■ **Dataset rows**:
* Start *

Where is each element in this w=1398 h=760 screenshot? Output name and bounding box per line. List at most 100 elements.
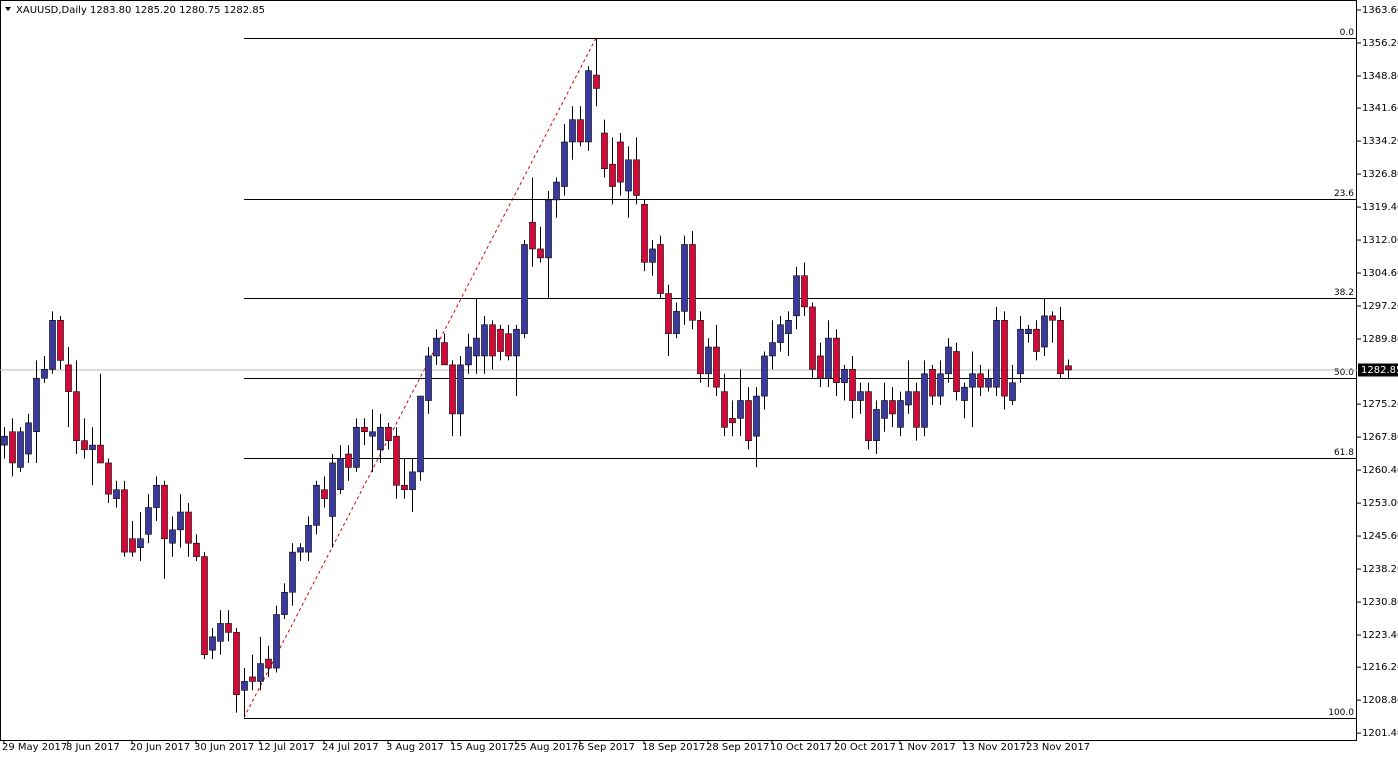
candle-body (785, 319, 792, 334)
x-tick-label: 29 May 2017 (2, 742, 67, 753)
candle-body (833, 337, 840, 384)
y-tick-label: 1267.80 (1362, 432, 1398, 443)
candle-body (161, 484, 168, 540)
candle-body (793, 275, 800, 317)
candle-body (57, 319, 64, 361)
candle-body (737, 400, 744, 419)
candle-body (449, 364, 456, 415)
candle-body (553, 181, 560, 201)
y-tick-label: 1341.60 (1362, 103, 1398, 114)
candle-body (1009, 382, 1016, 401)
candle-body (801, 275, 808, 308)
candle-body (121, 489, 128, 553)
candle-body (369, 431, 376, 437)
candle-body (569, 119, 576, 143)
candle-body (441, 342, 448, 366)
y-tick-label: 1319.40 (1362, 202, 1398, 213)
y-tick-label: 1260.40 (1362, 465, 1398, 476)
candle-body (241, 681, 248, 691)
x-tick-label: 8 Jun 2017 (66, 742, 120, 753)
fib-label: 23.6 (1334, 189, 1354, 199)
price-box-label: 1282.85 (1361, 365, 1398, 376)
x-tick-label: 6 Sep 2017 (578, 742, 635, 753)
candle-body (513, 328, 520, 357)
candle-body (401, 484, 408, 491)
candle-body (657, 244, 664, 294)
candle-body (17, 431, 24, 468)
candle-body (649, 248, 656, 263)
x-tick-label: 20 Oct 2017 (834, 742, 896, 753)
candle-body (537, 248, 544, 259)
candle-body (585, 70, 592, 143)
x-tick-label: 20 Jun 2017 (130, 742, 190, 753)
y-tick-label: 1230.80 (1362, 597, 1398, 608)
candle-body (353, 426, 360, 468)
candle-body (985, 377, 992, 388)
candle-body (433, 337, 440, 357)
candle-body (1041, 315, 1048, 348)
fib-label: 61.8 (1334, 448, 1354, 458)
candle-body (729, 418, 736, 424)
candle-body (113, 489, 120, 499)
candle-body (705, 346, 712, 375)
candle-body (49, 319, 56, 370)
candle-body (33, 377, 40, 433)
candle-body (945, 346, 952, 375)
y-tick-label: 1253.00 (1362, 498, 1398, 509)
price-box (1358, 363, 1398, 377)
y-tick-label: 1326.80 (1362, 169, 1398, 180)
candle-body (425, 355, 432, 401)
fib-label: 50.0 (1334, 368, 1354, 378)
x-tick-label: 23 Nov 2017 (1026, 742, 1090, 753)
candle-body (97, 444, 104, 464)
candle-body (129, 538, 136, 553)
candle-body (881, 400, 888, 419)
candle-body (473, 337, 480, 357)
y-tick-label: 1304.60 (1362, 268, 1398, 279)
candle-body (337, 458, 344, 491)
x-tick-label: 28 Sep 2017 (706, 742, 769, 753)
candle-body (673, 311, 680, 334)
candle-body (761, 355, 768, 397)
title-arrow (5, 7, 11, 11)
candle-body (145, 507, 152, 535)
x-tick-label: 24 Jul 2017 (322, 742, 379, 753)
candle-body (65, 364, 72, 392)
candle-body (689, 244, 696, 321)
candle-body (73, 391, 80, 441)
candle-body (609, 163, 616, 187)
candle-body (1057, 319, 1064, 375)
candle-body (521, 244, 528, 334)
y-tick-label: 1201.40 (1362, 728, 1398, 739)
candle-body (865, 391, 872, 441)
candle-body (825, 337, 832, 379)
candle-body (1017, 328, 1024, 375)
candle-body (321, 489, 328, 499)
candle-body (921, 373, 928, 428)
y-tick-label: 1297.20 (1362, 301, 1398, 312)
candle-body (409, 471, 416, 491)
candle-body (393, 435, 400, 486)
candle-body (889, 400, 896, 415)
candle-body (505, 333, 512, 357)
candle-body (233, 632, 240, 696)
chart-title: XAUUSD,Daily 1283.80 1285.20 1280.75 128… (16, 5, 265, 16)
candle-body (601, 132, 608, 170)
x-tick-label: 15 Aug 2017 (450, 742, 514, 753)
candle-body (281, 591, 288, 615)
candle-body (905, 391, 912, 406)
candle-body (1025, 328, 1032, 334)
candle-body (993, 319, 1000, 388)
candle-body (193, 542, 200, 557)
candle-body (481, 324, 488, 357)
y-tick-label: 1334.20 (1362, 136, 1398, 147)
y-tick-label: 1363.60 (1362, 5, 1398, 16)
candle-body (273, 614, 280, 669)
candle-body (873, 409, 880, 441)
y-tick-label: 1223.40 (1362, 630, 1398, 641)
x-tick-label: 1 Nov 2017 (898, 742, 956, 753)
candle-body (633, 159, 640, 196)
fib-label: 0.0 (1340, 28, 1355, 38)
x-tick-label: 18 Sep 2017 (642, 742, 705, 753)
y-tick-label: 1312.00 (1362, 235, 1398, 246)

* End *

■ **Problem requirements**:
Quote verbatim the lines from the one containing "candle-body (785, 319, 792, 334)" through the one containing "price-box-label: 1282.85 (1361, 365, 1398, 376)", both included.

■ **Answer to this exercise**:
candle-body (785, 319, 792, 334)
x-tick-label: 29 May 2017 (2, 742, 67, 753)
candle-body (833, 337, 840, 384)
y-tick-label: 1267.80 (1362, 432, 1398, 443)
candle-body (161, 484, 168, 540)
candle-body (793, 275, 800, 317)
candle-body (57, 319, 64, 361)
candle-body (737, 400, 744, 419)
candle-body (449, 364, 456, 415)
candle-body (553, 181, 560, 201)
y-tick-label: 1341.60 (1362, 103, 1398, 114)
candle-body (1009, 382, 1016, 401)
candle-body (801, 275, 808, 308)
candle-body (121, 489, 128, 553)
candle-body (369, 431, 376, 437)
candle-body (569, 119, 576, 143)
candle-body (441, 342, 448, 366)
y-tick-label: 1319.40 (1362, 202, 1398, 213)
y-tick-label: 1260.40 (1362, 465, 1398, 476)
candle-body (241, 681, 248, 691)
x-tick-label: 8 Jun 2017 (66, 742, 120, 753)
fib-label: 23.6 (1334, 189, 1354, 199)
price-box-label: 1282.85 (1361, 365, 1398, 376)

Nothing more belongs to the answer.